§ DATASET RECORDS:
________________________

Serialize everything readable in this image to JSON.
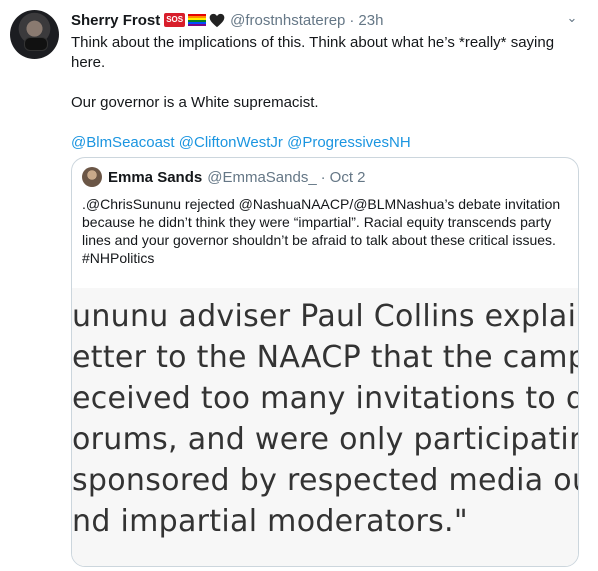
{
  "tweet": {
    "name": "Sherry Frost",
    "badge_sos": "SOS",
    "handle": "@frostnhstaterep",
    "separator": "·",
    "time": "23h",
    "caret": "⌄",
    "text_line1": "Think about the implications of this.  Think about what he’s *really* saying here.",
    "text_line2": "Our governor is a White supremacist.",
    "mentions": [
      "@BlmSeacoast",
      "@CliftonWestJr",
      "@ProgressivesNH"
    ]
  },
  "quote": {
    "name": "Emma Sands",
    "handle": "@EmmaSands_",
    "separator": "·",
    "date": "Oct 2",
    "text": ".@ChrisSununu rejected @NashuaNAACP/@BLMNashua’s debate invitation because he didn’t think they were “impartial”. Racial equity transcends party lines and your governor shouldn’t be afraid to talk about these critical issues. #NHPolitics",
    "image_lines": [
      "ununu adviser Paul Collins explained th",
      "etter to the NAACP that the campaign h",
      "eceived too many invitations to debates",
      "orums, and were only participating in th",
      "sponsored by respected media outlets w",
      "nd impartial moderators.\""
    ]
  },
  "colors": {
    "link": "#1b95e0",
    "muted": "#657786",
    "border": "#ccd6dd",
    "sos_badge": "#d81e2b"
  },
  "icons": [
    "sos-badge-icon",
    "rainbow-flag-icon",
    "black-heart-icon",
    "caret-down-icon"
  ]
}
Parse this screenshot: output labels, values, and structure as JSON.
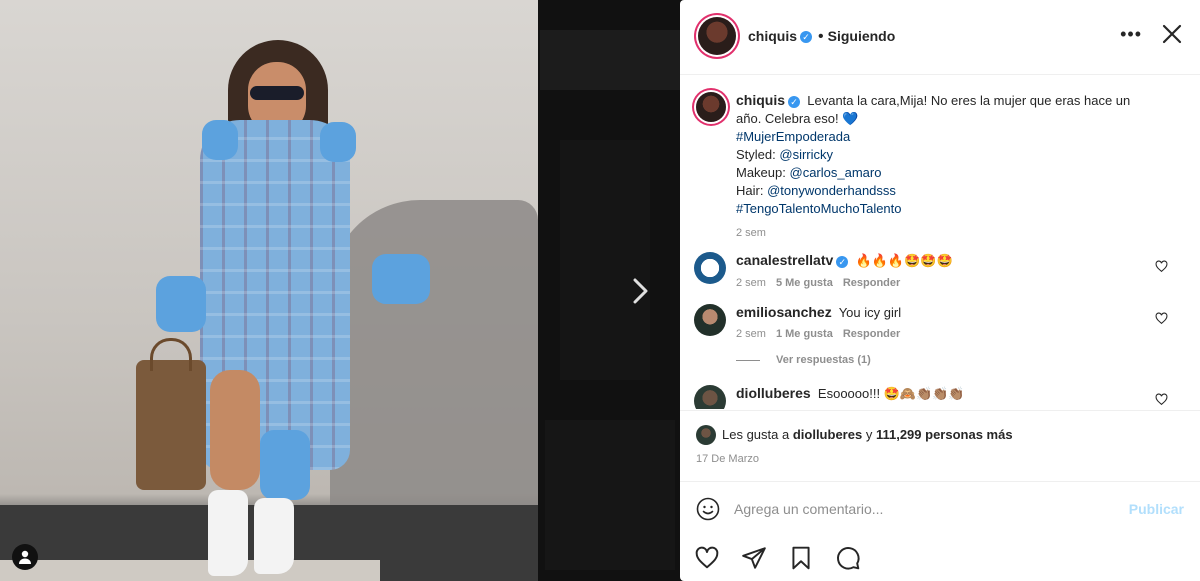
{
  "post": {
    "username": "chiquis",
    "verified": true,
    "follow_status": "Siguiendo",
    "more_label": "•••",
    "caption_lines": [
      "Levanta la cara,Mija! No eres la mujer que eras hace un",
      "año. Celebra eso! 💙"
    ],
    "caption_hashtag1": "#MujerEmpoderada",
    "caption_styled_label": "Styled:",
    "caption_styled_handle": "@sirricky",
    "caption_makeup_label": "Makeup:",
    "caption_makeup_handle": "@carlos_amaro",
    "caption_hair_label": "Hair:",
    "caption_hair_handle": "@tonywonderhandsss",
    "caption_hashtag2": "#TengoTalentoMuchoTalento",
    "caption_time": "2 sem"
  },
  "comments": [
    {
      "username": "canalestrellatv",
      "verified": true,
      "text": "🔥🔥🔥🤩🤩🤩",
      "time": "2 sem",
      "likes": "5 Me gusta",
      "reply": "Responder"
    },
    {
      "username": "emiliosanchez",
      "verified": false,
      "text": "You icy girl",
      "time": "2 sem",
      "likes": "1 Me gusta",
      "reply": "Responder"
    },
    {
      "username": "diolluberes",
      "verified": false,
      "text": "Esooooo!!! 🤩🙈👏🏽👏🏽👏🏽"
    }
  ],
  "view_replies": "Ver respuestas (1)",
  "likes": {
    "prefix": "Les gusta a",
    "user": "diolluberes",
    "joiner": "y",
    "count": "111,299 personas más"
  },
  "date": "17 De Marzo",
  "add_comment": {
    "placeholder": "Agrega un comentario...",
    "publish": "Publicar"
  },
  "icons": {
    "next": "chevron-right-icon",
    "close": "close-icon",
    "more": "more-options-icon",
    "like": "heart-icon",
    "share": "send-icon",
    "save": "bookmark-icon",
    "comment": "comment-icon",
    "emoji": "smiley-icon",
    "user_tag": "user-icon"
  },
  "colors": {
    "accent": "#3897f0",
    "link": "#00376b",
    "muted": "#8e8e8e",
    "publish_disabled": "#b2dffc"
  }
}
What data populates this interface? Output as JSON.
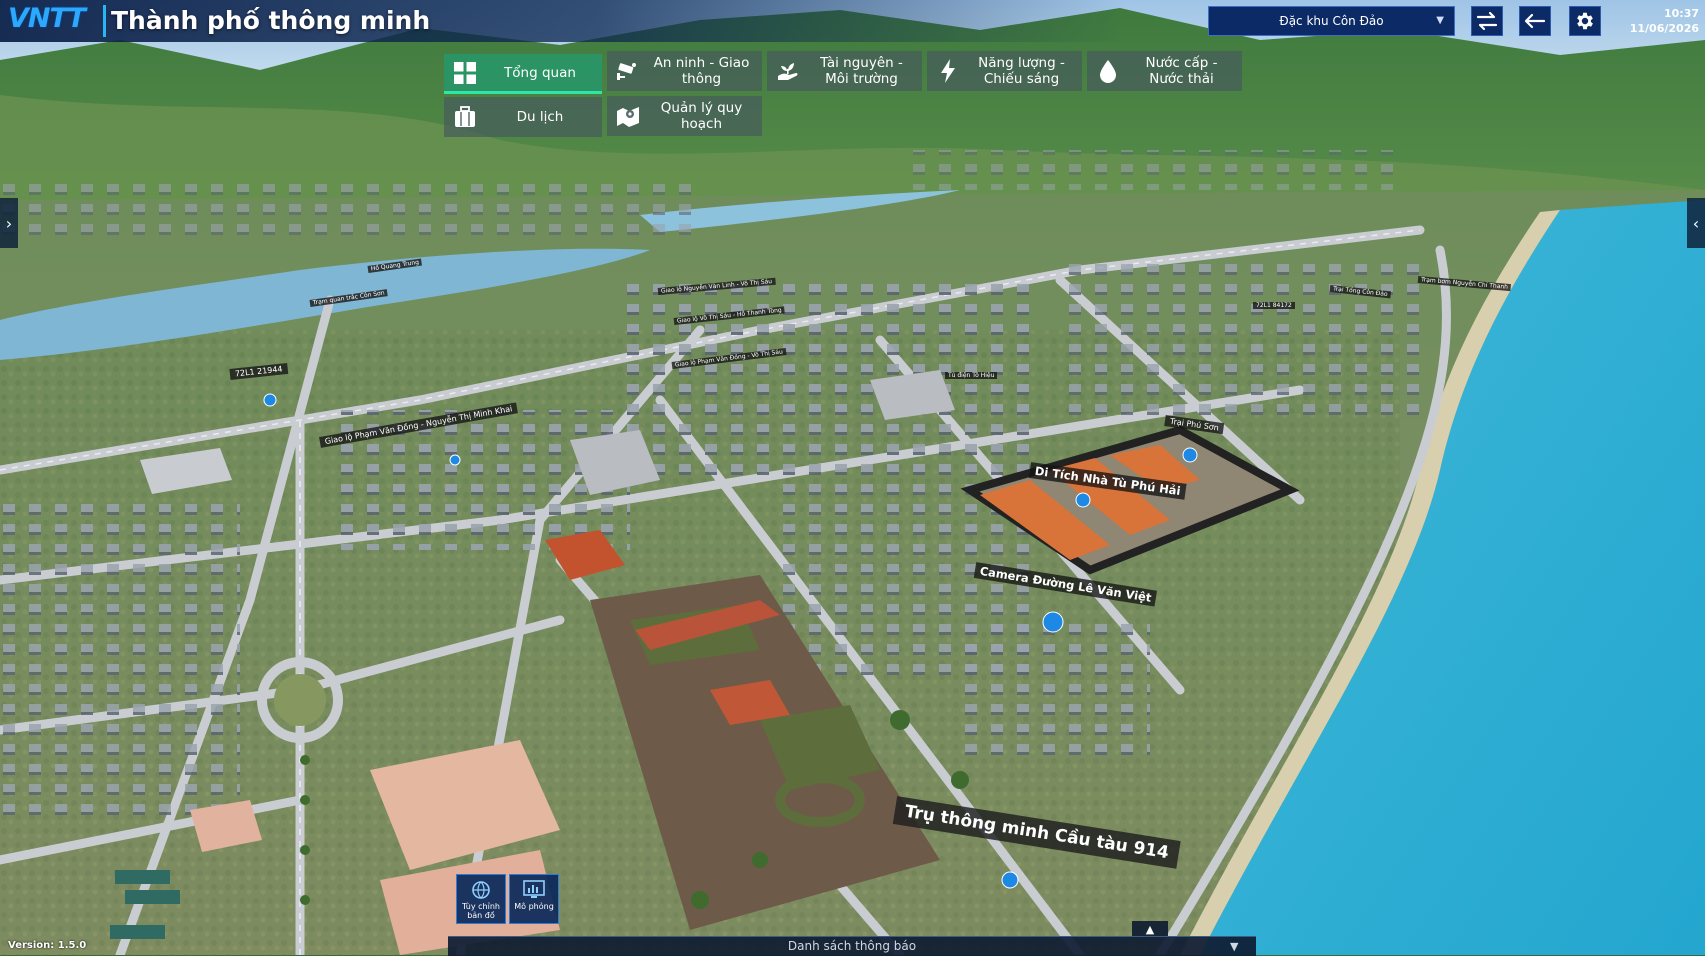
{
  "header": {
    "logo_text": "VNTT",
    "logo_sub": "",
    "title": "Thành phố thông minh",
    "region_select": {
      "value": "Đặc khu Côn Đảo"
    },
    "clock": {
      "time": "10:37",
      "date": "11/06/2026"
    },
    "icons": {
      "swap": "swap-arrows-icon",
      "back": "back-arrow-icon",
      "settings": "gear-icon"
    }
  },
  "menu": {
    "items": [
      {
        "label": "Tổng quan",
        "icon": "grid-icon",
        "active": true
      },
      {
        "label": "An ninh - Giao thông",
        "icon": "cctv-camera-icon"
      },
      {
        "label": "Tài nguyên - Môi trường",
        "icon": "hand-plant-icon"
      },
      {
        "label": "Năng lượng - Chiếu sáng",
        "icon": "lightning-icon"
      },
      {
        "label": "Nước cấp - Nước thải",
        "icon": "water-drop-icon"
      },
      {
        "label": "Du lịch",
        "icon": "luggage-icon"
      },
      {
        "label": "Quản lý quy hoạch",
        "icon": "map-pin-icon"
      }
    ]
  },
  "map_labels": {
    "pole_914": "Trụ thông minh Cầu tàu 914",
    "camera_le_van_viet": "Camera Đường Lê Văn Việt",
    "di_tich": "Di Tích Nhà Tù Phú Hải",
    "trai_phu_son": "Trại Phú Sơn",
    "giao_lo_pvd_ntmk": "Giao lộ Phạm Văn Đồng - Nguyễn Thị Minh Khai",
    "giao_lo_pvd_vts": "Giao lộ Phạm Văn Đồng - Võ Thị Sáu",
    "giao_lo_vts_nvt": "Giao lộ Võ Thị Sáu - Hồ Thanh Tòng",
    "giao_lo_nvl_vts": "Giao lộ Nguyễn Văn Linh - Võ Thị Sáu",
    "plate_1": "72L1 21944",
    "plate_2": "72L1 84172",
    "to_dien": "Tủ điện Tô Hiệu",
    "trai_tong": "Trại Tổng Côn Đảo",
    "nguyen_chi_thanh": "Trạm bơm Nguyễn Chí Thanh",
    "ho_quang_trung": "Hồ Quang Trung",
    "tram_quan_trac": "Trạm quan trắc Côn Sơn"
  },
  "bottom": {
    "tool_customize": "Tùy chỉnh bản đồ",
    "tool_simulate": "Mô phỏng",
    "notification_title": "Danh sách thông báo",
    "version": "Version: 1.5.0"
  },
  "colors": {
    "header_bg": "#0c2650",
    "accent_blue": "#29b6f6",
    "active_menu": "#289669",
    "sea": "#2fb2d6",
    "roof_orange": "#d8743a"
  }
}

________________________

§ DIRECTIONS FOR THIS TASK:
Without the pictures, output the full listing exactly as it stands.

§ EXERCISE RESPONSE:
Serialize everything readable in this image to JSON.
{
  "tweet": {
    "name": "Sherry Frost",
    "badge_sos": "SOS",
    "handle": "@frostnhstaterep",
    "separator": "·",
    "time": "23h",
    "caret": "⌄",
    "text_line1": "Think about the implications of this.  Think about what he’s *really* saying here.",
    "text_line2": "Our governor is a White supremacist.",
    "mentions": [
      "@BlmSeacoast",
      "@CliftonWestJr",
      "@ProgressivesNH"
    ]
  },
  "quote": {
    "name": "Emma Sands",
    "handle": "@EmmaSands_",
    "separator": "·",
    "date": "Oct 2",
    "text": ".@ChrisSununu rejected @NashuaNAACP/@BLMNashua’s debate invitation because he didn’t think they were “impartial”. Racial equity transcends party lines and your governor shouldn’t be afraid to talk about these critical issues. #NHPolitics",
    "image_lines": [
      "ununu adviser Paul Collins explained th",
      "etter to the NAACP that the campaign h",
      "eceived too many invitations to debates",
      "orums, and were only participating in th",
      "sponsored by respected media outlets w",
      "nd impartial moderators.\""
    ]
  },
  "colors": {
    "link": "#1b95e0",
    "muted": "#657786",
    "border": "#ccd6dd",
    "sos_badge": "#d81e2b"
  },
  "icons": [
    "sos-badge-icon",
    "rainbow-flag-icon",
    "black-heart-icon",
    "caret-down-icon"
  ]
}
Parse this screenshot: output labels, values, and structure as JSON.
{
  "post": {
    "username": "chiquis",
    "verified": true,
    "follow_status": "Siguiendo",
    "more_label": "•••",
    "caption_lines": [
      "Levanta la cara,Mija! No eres la mujer que eras hace un",
      "año. Celebra eso! 💙"
    ],
    "caption_hashtag1": "#MujerEmpoderada",
    "caption_styled_label": "Styled:",
    "caption_styled_handle": "@sirricky",
    "caption_makeup_label": "Makeup:",
    "caption_makeup_handle": "@carlos_amaro",
    "caption_hair_label": "Hair:",
    "caption_hair_handle": "@tonywonderhandsss",
    "caption_hashtag2": "#TengoTalentoMuchoTalento",
    "caption_time": "2 sem"
  },
  "comments": [
    {
      "username": "canalestrellatv",
      "verified": true,
      "text": "🔥🔥🔥🤩🤩🤩",
      "time": "2 sem",
      "likes": "5 Me gusta",
      "reply": "Responder"
    },
    {
      "username": "emiliosanchez",
      "verified": false,
      "text": "You icy girl",
      "time": "2 sem",
      "likes": "1 Me gusta",
      "reply": "Responder"
    },
    {
      "username": "diolluberes",
      "verified": false,
      "text": "Esooooo!!! 🤩🙈👏🏽👏🏽👏🏽"
    }
  ],
  "view_replies": "Ver respuestas (1)",
  "likes": {
    "prefix": "Les gusta a",
    "user": "diolluberes",
    "joiner": "y",
    "count": "111,299 personas más"
  },
  "date": "17 De Marzo",
  "add_comment": {
    "placeholder": "Agrega un comentario...",
    "publish": "Publicar"
  },
  "icons": {
    "next": "chevron-right-icon",
    "close": "close-icon",
    "more": "more-options-icon",
    "like": "heart-icon",
    "share": "send-icon",
    "save": "bookmark-icon",
    "comment": "comment-icon",
    "emoji": "smiley-icon",
    "user_tag": "user-icon"
  },
  "colors": {
    "accent": "#3897f0",
    "link": "#00376b",
    "muted": "#8e8e8e",
    "publish_disabled": "#b2dffc"
  }
}
What data populates this interface? Output as JSON.
{
  "header": {
    "logo_text": "VNTT",
    "logo_sub": "",
    "title": "Thành phố thông minh",
    "region_select": {
      "value": "Đặc khu Côn Đảo"
    },
    "clock": {
      "time": "10:37",
      "date": "11/06/2026"
    },
    "icons": {
      "swap": "swap-arrows-icon",
      "back": "back-arrow-icon",
      "settings": "gear-icon"
    }
  },
  "menu": {
    "items": [
      {
        "label": "Tổng quan",
        "icon": "grid-icon",
        "active": true
      },
      {
        "label": "An ninh - Giao thông",
        "icon": "cctv-camera-icon"
      },
      {
        "label": "Tài nguyên - Môi trường",
        "icon": "hand-plant-icon"
      },
      {
        "label": "Năng lượng - Chiếu sáng",
        "icon": "lightning-icon"
      },
      {
        "label": "Nước cấp - Nước thải",
        "icon": "water-drop-icon"
      },
      {
        "label": "Du lịch",
        "icon": "luggage-icon"
      },
      {
        "label": "Quản lý quy hoạch",
        "icon": "map-pin-icon"
      }
    ]
  },
  "map_labels": {
    "pole_914": "Trụ thông minh Cầu tàu 914",
    "camera_le_van_viet": "Camera Đường Lê Văn Việt",
    "di_tich": "Di Tích Nhà Tù Phú Hải",
    "trai_phu_son": "Trại Phú Sơn",
    "giao_lo_pvd_ntmk": "Giao lộ Phạm Văn Đồng - Nguyễn Thị Minh Khai",
    "giao_lo_pvd_vts": "Giao lộ Phạm Văn Đồng - Võ Thị Sáu",
    "giao_lo_vts_nvt": "Giao lộ Võ Thị Sáu - Hồ Thanh Tòng",
    "giao_lo_nvl_vts": "Giao lộ Nguyễn Văn Linh - Võ Thị Sáu",
    "plate_1": "72L1 21944",
    "plate_2": "72L1 84172",
    "to_dien": "Tủ điện Tô Hiệu",
    "trai_tong": "Trại Tổng Côn Đảo",
    "nguyen_chi_thanh": "Trạm bơm Nguyễn Chí Thanh",
    "ho_quang_trung": "Hồ Quang Trung",
    "tram_quan_trac": "Trạm quan trắc Côn Sơn"
  },
  "bottom": {
    "tool_customize": "Tùy chỉnh bản đồ",
    "tool_simulate": "Mô phỏng",
    "notification_title": "Danh sách thông báo",
    "version": "Version: 1.5.0"
  },
  "colors": {
    "header_bg": "#0c2650",
    "accent_blue": "#29b6f6",
    "active_menu": "#289669",
    "sea": "#2fb2d6",
    "roof_orange": "#d8743a"
  }
}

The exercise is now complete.